Task prompt =>
Where a line below holds the string "Kantainās", copy that line.

=-=-=

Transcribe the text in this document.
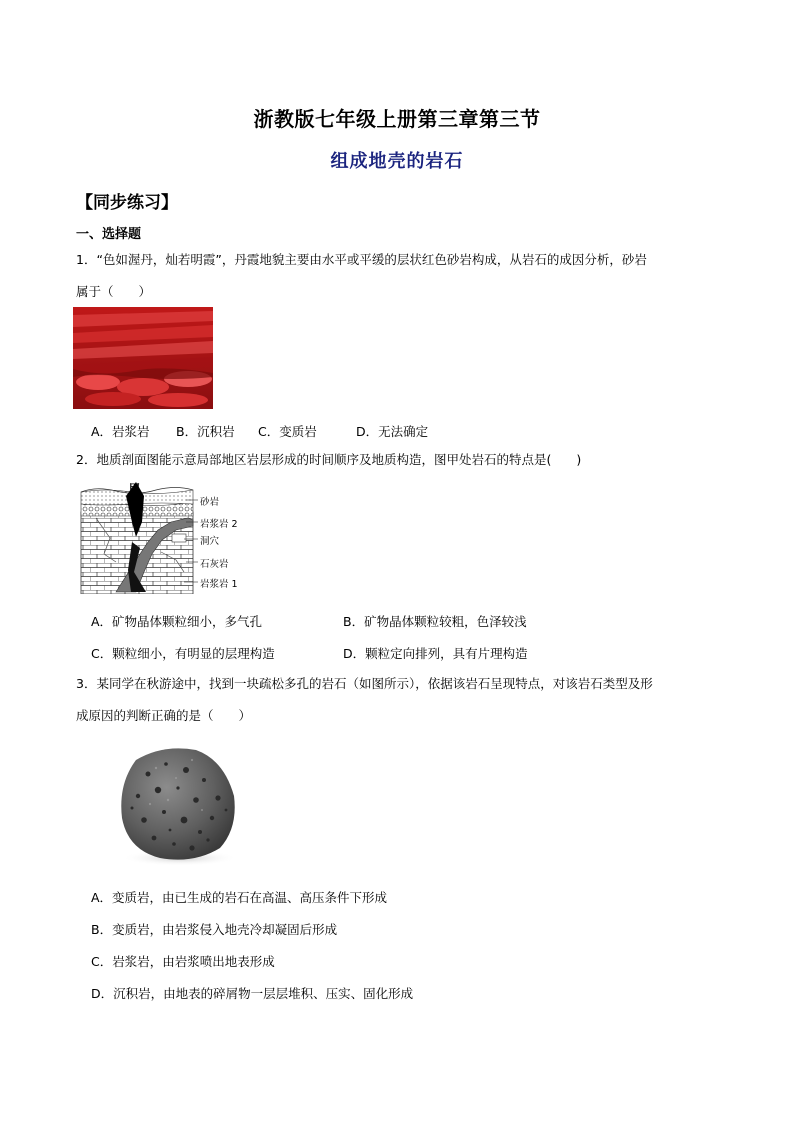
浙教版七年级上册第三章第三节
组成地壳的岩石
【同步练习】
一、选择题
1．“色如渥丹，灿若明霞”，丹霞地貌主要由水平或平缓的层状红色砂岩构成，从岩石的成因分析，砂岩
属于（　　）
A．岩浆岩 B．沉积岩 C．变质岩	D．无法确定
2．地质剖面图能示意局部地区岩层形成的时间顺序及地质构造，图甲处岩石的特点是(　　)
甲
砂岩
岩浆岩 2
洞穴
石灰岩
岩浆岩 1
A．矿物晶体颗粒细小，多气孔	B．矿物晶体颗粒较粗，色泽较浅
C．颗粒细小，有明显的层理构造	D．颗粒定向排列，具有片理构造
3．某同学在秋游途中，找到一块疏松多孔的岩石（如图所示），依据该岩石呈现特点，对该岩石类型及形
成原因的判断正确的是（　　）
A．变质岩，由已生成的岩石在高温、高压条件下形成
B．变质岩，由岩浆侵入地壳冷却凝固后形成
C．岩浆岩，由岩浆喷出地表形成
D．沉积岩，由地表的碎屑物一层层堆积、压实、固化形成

=-=-=

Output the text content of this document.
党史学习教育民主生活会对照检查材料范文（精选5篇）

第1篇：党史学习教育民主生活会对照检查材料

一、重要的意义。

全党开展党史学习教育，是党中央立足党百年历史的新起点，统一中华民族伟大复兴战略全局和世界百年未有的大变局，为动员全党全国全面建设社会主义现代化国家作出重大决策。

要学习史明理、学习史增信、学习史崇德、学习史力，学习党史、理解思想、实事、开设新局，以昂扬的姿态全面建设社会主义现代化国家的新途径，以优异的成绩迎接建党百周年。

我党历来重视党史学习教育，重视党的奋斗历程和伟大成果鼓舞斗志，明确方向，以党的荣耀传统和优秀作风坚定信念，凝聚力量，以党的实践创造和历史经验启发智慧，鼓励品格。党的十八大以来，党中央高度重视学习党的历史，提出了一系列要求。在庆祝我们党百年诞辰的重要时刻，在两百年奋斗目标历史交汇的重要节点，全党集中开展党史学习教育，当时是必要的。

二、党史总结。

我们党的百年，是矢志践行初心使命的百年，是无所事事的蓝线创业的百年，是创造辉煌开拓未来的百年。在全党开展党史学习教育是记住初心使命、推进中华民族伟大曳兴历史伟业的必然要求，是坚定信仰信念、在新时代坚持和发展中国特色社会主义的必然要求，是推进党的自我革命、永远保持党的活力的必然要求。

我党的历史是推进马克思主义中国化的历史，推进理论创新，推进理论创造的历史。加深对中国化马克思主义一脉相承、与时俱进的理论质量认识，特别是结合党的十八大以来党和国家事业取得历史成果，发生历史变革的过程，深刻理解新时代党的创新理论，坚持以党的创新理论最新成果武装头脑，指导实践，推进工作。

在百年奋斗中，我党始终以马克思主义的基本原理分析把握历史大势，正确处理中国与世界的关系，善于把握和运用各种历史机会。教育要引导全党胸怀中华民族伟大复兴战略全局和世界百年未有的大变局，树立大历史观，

=-=-=

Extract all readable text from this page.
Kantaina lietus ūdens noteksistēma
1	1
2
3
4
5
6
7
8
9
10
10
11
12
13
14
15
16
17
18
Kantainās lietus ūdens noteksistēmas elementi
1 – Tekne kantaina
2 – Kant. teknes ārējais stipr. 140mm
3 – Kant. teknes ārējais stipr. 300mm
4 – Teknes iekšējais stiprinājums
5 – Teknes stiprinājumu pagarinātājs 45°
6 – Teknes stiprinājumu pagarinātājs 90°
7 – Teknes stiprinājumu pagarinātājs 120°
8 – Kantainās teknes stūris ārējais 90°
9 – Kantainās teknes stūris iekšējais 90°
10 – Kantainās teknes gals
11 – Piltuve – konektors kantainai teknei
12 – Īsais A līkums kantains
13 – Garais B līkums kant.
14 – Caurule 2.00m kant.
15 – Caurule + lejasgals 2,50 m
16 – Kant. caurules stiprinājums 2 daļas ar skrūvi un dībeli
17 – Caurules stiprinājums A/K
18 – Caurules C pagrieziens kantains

=-=-=

Solution to the problem =>
Kantainās lietus ūdens noteksistēmas elementi
8 – Kantainās teknes stūris ārējais 90°
9 – Kantainās teknes stūris iekšējais 90°
10 – Kantainās teknes gals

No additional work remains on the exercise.